> **TASK INPUTS**:

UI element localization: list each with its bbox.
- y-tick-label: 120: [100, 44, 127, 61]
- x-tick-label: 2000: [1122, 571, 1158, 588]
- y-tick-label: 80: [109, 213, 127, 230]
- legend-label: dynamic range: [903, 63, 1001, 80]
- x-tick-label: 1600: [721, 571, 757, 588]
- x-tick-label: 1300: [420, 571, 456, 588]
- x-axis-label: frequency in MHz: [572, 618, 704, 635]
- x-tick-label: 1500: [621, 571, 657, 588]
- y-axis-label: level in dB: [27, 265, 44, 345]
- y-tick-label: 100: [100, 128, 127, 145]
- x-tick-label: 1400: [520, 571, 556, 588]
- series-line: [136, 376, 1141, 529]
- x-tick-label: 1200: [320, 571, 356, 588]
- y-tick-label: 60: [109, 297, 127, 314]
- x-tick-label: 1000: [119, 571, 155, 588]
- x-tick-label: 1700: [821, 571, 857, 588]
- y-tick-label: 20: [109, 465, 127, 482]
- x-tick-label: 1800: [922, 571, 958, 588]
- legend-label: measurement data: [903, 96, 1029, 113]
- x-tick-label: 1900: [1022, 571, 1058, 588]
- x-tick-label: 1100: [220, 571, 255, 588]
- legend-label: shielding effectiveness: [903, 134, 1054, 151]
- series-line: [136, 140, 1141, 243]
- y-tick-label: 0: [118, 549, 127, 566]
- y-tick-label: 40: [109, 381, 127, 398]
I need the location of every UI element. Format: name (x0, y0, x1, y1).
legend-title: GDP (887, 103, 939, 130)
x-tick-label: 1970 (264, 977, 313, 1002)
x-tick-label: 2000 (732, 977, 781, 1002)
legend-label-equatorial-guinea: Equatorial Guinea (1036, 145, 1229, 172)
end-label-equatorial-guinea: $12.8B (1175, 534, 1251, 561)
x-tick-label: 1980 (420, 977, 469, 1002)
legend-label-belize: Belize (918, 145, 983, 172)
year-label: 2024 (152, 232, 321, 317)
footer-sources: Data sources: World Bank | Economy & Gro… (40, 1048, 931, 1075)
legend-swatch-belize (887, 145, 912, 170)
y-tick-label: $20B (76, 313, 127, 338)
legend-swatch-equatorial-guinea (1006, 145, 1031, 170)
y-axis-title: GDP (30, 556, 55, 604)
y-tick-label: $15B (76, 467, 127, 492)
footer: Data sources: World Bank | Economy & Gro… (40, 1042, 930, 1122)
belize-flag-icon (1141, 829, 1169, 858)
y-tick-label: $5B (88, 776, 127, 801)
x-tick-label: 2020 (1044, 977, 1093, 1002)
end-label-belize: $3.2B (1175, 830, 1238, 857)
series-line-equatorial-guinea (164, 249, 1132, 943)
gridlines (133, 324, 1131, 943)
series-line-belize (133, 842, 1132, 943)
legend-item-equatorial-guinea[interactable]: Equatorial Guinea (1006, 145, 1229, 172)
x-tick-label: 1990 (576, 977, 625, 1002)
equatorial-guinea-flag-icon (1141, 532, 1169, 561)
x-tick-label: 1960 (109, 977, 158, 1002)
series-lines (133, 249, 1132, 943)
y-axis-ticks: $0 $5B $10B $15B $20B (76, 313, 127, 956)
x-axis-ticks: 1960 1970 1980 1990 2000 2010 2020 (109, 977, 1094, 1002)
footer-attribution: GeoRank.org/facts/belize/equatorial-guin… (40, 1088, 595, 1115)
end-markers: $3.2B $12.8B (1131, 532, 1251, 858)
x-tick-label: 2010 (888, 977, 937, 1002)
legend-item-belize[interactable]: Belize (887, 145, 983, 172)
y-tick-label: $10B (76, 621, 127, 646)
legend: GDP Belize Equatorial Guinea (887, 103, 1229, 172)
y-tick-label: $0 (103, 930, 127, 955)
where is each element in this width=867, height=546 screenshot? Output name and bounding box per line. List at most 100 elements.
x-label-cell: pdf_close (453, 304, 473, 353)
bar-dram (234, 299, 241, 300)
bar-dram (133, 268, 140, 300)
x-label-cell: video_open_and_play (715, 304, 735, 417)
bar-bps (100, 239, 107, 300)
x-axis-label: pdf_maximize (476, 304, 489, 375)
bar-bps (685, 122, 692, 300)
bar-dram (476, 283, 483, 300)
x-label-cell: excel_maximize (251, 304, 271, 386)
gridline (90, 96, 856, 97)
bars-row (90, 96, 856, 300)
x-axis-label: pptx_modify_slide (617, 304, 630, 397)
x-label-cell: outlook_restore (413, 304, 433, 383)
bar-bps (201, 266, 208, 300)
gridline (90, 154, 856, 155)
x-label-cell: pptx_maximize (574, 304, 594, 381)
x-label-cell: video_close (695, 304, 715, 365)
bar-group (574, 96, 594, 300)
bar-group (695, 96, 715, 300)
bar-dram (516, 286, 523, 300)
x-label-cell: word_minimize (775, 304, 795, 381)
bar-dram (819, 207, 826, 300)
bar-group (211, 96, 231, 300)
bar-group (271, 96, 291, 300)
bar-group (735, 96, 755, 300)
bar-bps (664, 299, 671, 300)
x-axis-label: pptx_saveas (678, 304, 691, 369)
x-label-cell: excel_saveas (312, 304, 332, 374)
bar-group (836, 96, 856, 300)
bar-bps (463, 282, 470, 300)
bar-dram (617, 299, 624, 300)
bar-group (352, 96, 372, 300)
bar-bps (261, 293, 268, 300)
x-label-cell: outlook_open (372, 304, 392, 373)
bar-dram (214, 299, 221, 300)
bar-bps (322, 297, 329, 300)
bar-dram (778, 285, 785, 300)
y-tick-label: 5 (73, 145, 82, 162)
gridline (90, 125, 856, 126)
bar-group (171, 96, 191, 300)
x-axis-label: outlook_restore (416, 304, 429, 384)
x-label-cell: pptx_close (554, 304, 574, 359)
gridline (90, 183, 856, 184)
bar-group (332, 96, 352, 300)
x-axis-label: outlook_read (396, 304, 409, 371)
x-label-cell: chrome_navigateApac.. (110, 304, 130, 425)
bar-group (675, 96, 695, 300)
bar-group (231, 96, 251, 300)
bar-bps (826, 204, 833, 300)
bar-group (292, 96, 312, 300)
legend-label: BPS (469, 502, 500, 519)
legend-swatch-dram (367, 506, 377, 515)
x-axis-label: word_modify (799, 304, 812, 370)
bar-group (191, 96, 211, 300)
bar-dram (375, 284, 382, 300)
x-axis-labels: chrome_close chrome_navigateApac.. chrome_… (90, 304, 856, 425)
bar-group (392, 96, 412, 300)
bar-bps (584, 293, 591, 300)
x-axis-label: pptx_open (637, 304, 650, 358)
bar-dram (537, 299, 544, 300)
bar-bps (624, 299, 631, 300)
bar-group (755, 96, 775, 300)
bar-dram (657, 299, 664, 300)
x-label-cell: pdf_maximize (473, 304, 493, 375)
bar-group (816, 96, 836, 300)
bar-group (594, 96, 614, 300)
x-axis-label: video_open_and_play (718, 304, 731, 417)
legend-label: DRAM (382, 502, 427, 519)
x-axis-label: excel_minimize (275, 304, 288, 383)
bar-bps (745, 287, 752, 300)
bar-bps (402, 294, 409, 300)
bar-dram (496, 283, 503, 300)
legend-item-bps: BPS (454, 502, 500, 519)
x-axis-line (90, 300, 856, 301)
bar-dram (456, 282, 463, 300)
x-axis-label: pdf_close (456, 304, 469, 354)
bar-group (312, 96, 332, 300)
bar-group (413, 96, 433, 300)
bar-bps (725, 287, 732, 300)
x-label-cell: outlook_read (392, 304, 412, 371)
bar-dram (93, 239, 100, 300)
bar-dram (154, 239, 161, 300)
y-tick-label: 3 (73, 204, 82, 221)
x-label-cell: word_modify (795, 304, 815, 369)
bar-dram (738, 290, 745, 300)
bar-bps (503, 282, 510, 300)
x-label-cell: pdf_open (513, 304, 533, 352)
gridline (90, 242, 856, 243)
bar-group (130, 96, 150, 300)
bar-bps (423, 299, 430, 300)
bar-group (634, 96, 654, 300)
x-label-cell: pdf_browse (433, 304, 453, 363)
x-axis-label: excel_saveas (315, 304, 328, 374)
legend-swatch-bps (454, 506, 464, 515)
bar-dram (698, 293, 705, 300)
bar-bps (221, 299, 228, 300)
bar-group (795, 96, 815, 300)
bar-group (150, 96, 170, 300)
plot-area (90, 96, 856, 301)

> **OBJECTIVE**:
Please give the rows above, from the first line through the line containing "- x-tick-label: 1300: [420, 571, 456, 588]", inclusive, as a Markdown table with columns n and Line. Number each line in n and leave out blank lines.

> **SOLUTION FOR THIS EXERCISE**:
| n | Line |
|---|---|
| 1 | UI element localization: list each with its bbox. |
| 2 | - y-tick-label: 120: [100, 44, 127, 61] |
| 3 | - x-tick-label: 2000: [1122, 571, 1158, 588] |
| 4 | - y-tick-label: 80: [109, 213, 127, 230] |
| 5 | - legend-label: dynamic range: [903, 63, 1001, 80] |
| 6 | - x-tick-label: 1600: [721, 571, 757, 588] |
| 7 | - x-tick-label: 1300: [420, 571, 456, 588] |